You can attribute your primary creativity to anything you choose but I wonder 
if all sources are admitted.  I also am quite sure that whatever your sculpture 
is, it has form and content heritage from other work.  In other words, like all 
of us, you contribute to a tradition and that tradition, inside or outside of 
art history, defines the character of your creativity.  I had a similar 
childhood "freedom" (or maybe it was neglect)  but I still need to admit that 
my work has kinships to other work and fits into a stream of creativity 
belonging to our era.  I think excellence is both objective and subjective in 
that the objective part sets the context and the subjective part is the 
achievement or recognition of originality -- a leap of faith that could be 
proven or seen as wrong later on.


----- Original Message ----
From: armando baeza <[email protected]>
To: [email protected]
Cc: armando baeza <[email protected]>
Sent: Sat, November 14, 2009 2:58:57 PM
Subject: Re: Question for Mando

Not so, William,
I was creative from a very early age, probable like  millions of other 
children, but had a mother that allowed
me  the freedom to explore anything,and everything, even things that got me in 
trouble. That freedom to explore
my world  is all i needed. But i must admit that I had a few great teacher that 
gave me that same freedom through
out my interest in sculpture from day one. Had I had well to do parents,  it 
might have led to even more creative
exploration. I could have used serious philosopher in my teen age, which I 
think is more important than an another
art teacher's public taste. The fact that some may not like my work ,means 
little to me. Im sure no one is free of that.

**Data provided**
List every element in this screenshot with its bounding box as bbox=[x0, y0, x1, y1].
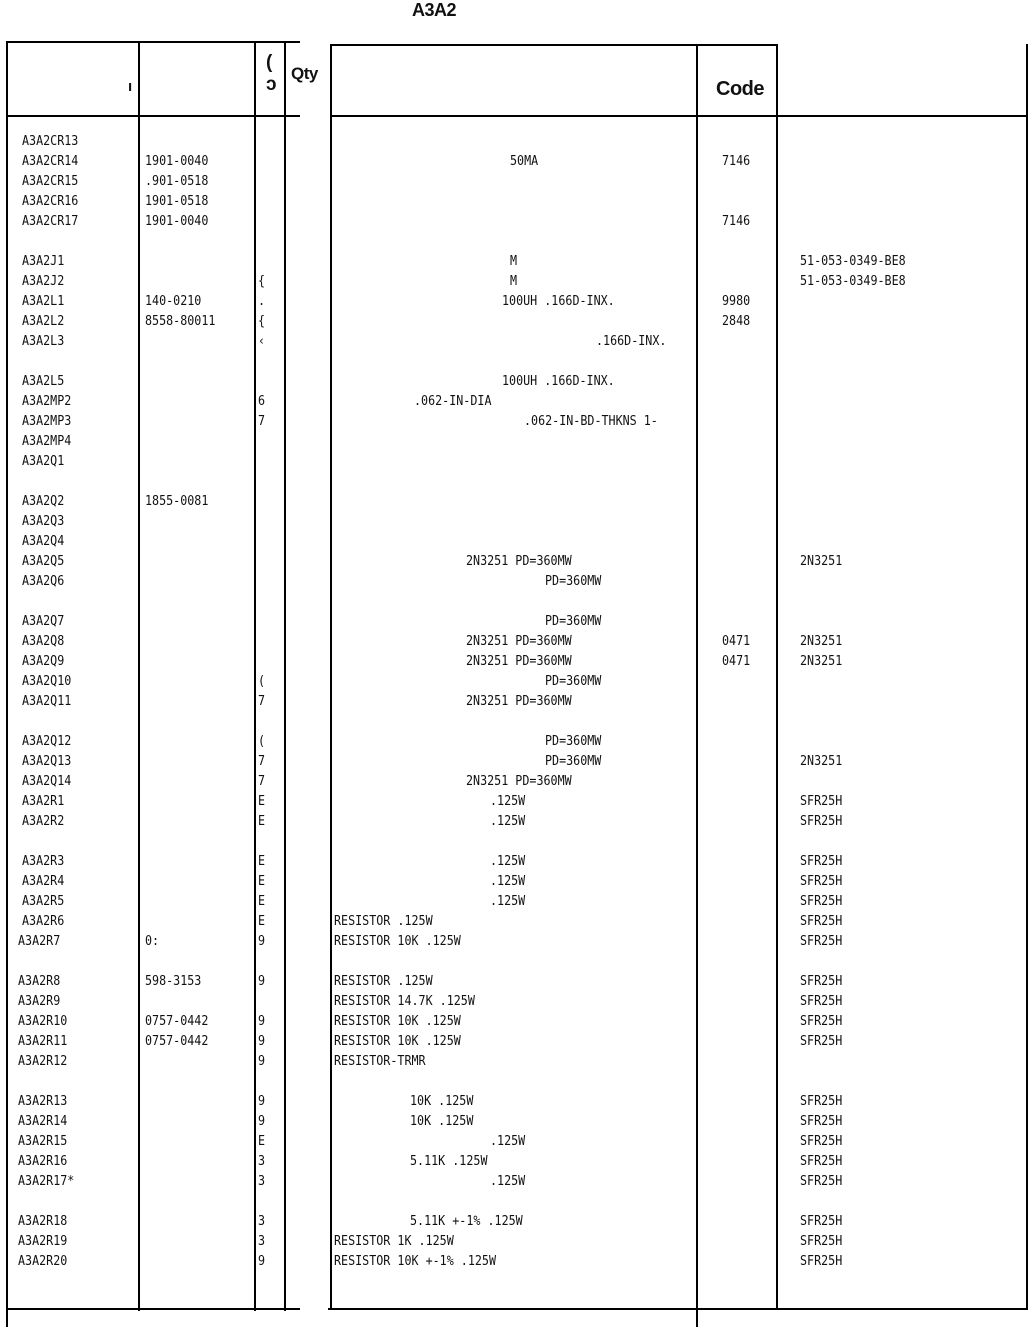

**Goal**
Please continue the email exchange about creativity and artistic tradition from the point where it ends.

**Right answer**
The question is, Is "excellence" also a subjective thing?
mando



On Nov 14, 2009, at 9:28 AM, William Conger wrote:

> A lot of people agree with Mando except few of them are serious students.  
> What can be more discouraging or wasteful than to tell a student to follow 
> his or her own aesthetic or "creativity" when none is evident to that 
> student?   There is plenty to teach without dictating a manner.  Usually the 
> bad teachers are the ones who encourage a non-critical "feel-good" 
> methodology without any guidelines or standards in a vain effort to win the 
> affection of the untalented and uninterested.  They might as well tell the 
> student, "the dumb stuff you're doing and your ignorant narcissism are fine 
> so don't bother to do anything else and I'll praise it".   A good teacher 
> knows how to foster creativity while also making students aware of what 
> excellence is and what it requires. Actually, there's no such thing as 
> "individual creativity" because one of the easiest things to do is to show 
> how any creative effort has an echo in some other creative effort.  No one can
>  "create" something that's completely different from something already done.  
> Even the work of insane people has its  similarities --and ditto for the 
> so-called naive or primitive or outsider artists.  There is, I think,  
> personality, a particular range of inflections of character and choice of 
> valuing and action, but that is not creativity. Creativity is public.  It is 
> sharable and it can be fitted to large concepts and genres.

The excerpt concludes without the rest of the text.